La farmacoepigenetica studia la variabilità individuale di risposta ai farmaci sulla base delle modificazioni epigenetiche, come la metilazione del DNA, le modificazioni istoniche e gli RNA non codificanti.

Uno dei marker farmacoepigenetici più consolidati ai fini della stratificazione dei pazienti nella terapia antitumorale è la metilazione del promotore di MGMT, predittiva di risposta agli agenti alchilanti nel trattamento del glioblastoma.

I primi studi in cui l’ipermetilazione del promotore di MGMT veniva suggerita come un importante marker molecolare nei gliomi ad alto grado risalgono al 2000.

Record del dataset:
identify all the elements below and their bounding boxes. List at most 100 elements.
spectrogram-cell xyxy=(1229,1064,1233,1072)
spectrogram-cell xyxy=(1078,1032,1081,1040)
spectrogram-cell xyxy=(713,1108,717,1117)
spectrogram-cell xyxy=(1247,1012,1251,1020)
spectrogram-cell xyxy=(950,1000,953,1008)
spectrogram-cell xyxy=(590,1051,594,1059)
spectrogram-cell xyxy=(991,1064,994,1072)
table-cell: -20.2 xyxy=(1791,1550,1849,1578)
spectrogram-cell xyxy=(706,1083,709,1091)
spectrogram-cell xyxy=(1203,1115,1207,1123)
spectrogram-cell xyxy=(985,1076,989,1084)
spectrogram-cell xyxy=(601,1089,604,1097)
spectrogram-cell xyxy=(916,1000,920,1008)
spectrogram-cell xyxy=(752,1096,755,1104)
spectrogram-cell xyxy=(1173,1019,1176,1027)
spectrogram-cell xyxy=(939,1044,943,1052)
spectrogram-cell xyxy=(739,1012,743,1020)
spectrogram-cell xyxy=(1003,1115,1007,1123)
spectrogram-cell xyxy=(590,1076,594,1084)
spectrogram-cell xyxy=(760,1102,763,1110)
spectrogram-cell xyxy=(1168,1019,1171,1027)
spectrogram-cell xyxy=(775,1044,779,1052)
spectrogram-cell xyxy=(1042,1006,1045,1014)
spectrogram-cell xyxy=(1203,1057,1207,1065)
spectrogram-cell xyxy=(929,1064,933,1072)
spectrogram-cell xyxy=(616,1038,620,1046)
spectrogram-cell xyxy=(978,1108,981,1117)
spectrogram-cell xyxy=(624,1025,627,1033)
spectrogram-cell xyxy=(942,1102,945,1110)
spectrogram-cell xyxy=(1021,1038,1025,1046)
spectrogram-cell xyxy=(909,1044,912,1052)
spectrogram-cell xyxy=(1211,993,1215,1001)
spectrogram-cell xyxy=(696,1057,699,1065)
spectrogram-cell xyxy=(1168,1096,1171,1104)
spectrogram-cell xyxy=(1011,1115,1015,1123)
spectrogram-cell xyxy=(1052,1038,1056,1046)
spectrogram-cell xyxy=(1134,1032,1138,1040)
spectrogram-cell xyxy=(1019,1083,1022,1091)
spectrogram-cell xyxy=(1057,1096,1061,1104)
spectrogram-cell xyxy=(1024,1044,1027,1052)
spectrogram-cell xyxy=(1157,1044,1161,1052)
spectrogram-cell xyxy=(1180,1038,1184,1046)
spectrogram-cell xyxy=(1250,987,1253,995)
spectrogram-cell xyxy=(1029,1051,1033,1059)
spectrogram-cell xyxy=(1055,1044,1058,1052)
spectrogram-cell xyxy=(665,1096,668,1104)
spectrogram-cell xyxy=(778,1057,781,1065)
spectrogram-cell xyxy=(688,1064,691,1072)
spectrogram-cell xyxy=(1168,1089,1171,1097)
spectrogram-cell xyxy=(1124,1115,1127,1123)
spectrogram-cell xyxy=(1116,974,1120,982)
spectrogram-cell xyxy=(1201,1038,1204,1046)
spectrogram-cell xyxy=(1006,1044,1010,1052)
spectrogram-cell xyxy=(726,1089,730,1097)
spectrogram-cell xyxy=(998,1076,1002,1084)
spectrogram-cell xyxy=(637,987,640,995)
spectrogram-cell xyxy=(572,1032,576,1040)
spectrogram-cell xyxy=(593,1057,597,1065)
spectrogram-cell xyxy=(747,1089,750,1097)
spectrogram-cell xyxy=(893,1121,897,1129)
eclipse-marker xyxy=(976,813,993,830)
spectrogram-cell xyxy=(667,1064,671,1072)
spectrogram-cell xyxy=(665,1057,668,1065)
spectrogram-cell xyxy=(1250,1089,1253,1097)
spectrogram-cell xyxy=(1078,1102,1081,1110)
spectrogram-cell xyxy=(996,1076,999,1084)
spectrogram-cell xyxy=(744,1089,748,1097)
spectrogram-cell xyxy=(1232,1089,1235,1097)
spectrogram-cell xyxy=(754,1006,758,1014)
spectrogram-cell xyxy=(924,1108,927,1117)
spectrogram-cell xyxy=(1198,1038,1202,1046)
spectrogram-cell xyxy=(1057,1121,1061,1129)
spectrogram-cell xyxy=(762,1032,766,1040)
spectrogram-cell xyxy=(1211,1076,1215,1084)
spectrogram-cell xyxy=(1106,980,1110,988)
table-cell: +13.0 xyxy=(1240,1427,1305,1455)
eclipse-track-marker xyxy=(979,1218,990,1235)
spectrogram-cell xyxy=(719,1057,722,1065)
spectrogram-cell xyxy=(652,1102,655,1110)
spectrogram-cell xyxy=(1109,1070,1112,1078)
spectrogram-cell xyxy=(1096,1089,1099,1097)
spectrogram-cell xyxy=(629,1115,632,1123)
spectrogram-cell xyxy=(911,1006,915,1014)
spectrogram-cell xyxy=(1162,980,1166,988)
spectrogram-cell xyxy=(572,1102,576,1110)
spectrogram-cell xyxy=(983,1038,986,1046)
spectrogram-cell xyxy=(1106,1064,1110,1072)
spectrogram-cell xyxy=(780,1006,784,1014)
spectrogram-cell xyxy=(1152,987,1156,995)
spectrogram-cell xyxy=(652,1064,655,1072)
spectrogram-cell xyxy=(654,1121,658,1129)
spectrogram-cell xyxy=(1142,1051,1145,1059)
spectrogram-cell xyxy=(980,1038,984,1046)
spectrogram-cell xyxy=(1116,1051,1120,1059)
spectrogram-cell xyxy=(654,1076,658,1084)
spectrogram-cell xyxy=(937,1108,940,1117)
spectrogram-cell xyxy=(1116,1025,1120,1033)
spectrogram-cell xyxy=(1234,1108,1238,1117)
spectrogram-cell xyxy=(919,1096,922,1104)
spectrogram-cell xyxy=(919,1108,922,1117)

## Esercizi
A) Secondo il testo sulla farmacoepigenetica, a quale anno risalgono i primi studi che indicavano l'ipermetilazione del promotore di MGMT come marker molecolare nei gliomi ad alto grado?
B) Nel testo sulla farmacoepigenetica, riscrivi il passo compreso tra "La farmacoepigenetica studia" e "risalgono al 2000.", estremi inclusi, sostituendo "glioblastoma" con "glioma".
C) Prosegui il testo sulla farmacoepigenetica a partire dalla sua ultima frase.
Le righe non servono per svolgere gli esercizi.

## Soluzioni
A) Al 2000.

B)
La farmacoepigenetica studia la variabilità individuale di risposta ai farmaci sulla base delle modificazioni epigenetiche, come la metilazione del DNA, le modificazioni istoniche e gli RNA non codificanti.

Uno dei marker farmacoepigenetici più consolidati ai fini della stratificazione dei pazienti nella terapia antitumorale è la metilazione del promotore di MGMT, predittiva di risposta agli agenti alchilanti nel trattamento del glioma.

I primi studi in cui l’ipermetilazione del promotore di MGMT veniva suggerita come un importante marker molecolare nei gliomi ad alto grado risalgono al 2000.

C)
Nell’ultima decade sono stati intrapresi svariati trial al fine di capire la relazione tra l’efficacia della terapia con gli agenti alchilanti e lo stato di MGMT. In molti si è osservata una correlazione tra bassa espressione di MGMT e aumentata sopravvivenza libera da malattia in pazienti con glioblastoma (GBM) trattati con temozolomide (TMZ). In vari studi poi la metilazione del promotore di MGMT ha dimostrato di essere un fattore prognostico favorevole sempre nei pazienti con GBM trattati con TMZ da sola o in combinazione con radioterapia, la sopravvivenza dei quali migliorava in presenza di MGMT ipermetilato. Queste scoperte concordano con quanto riportato recentemente sulla correlazione tra metilazione del promotore di MGMT e risposta alla terapia con TMZ.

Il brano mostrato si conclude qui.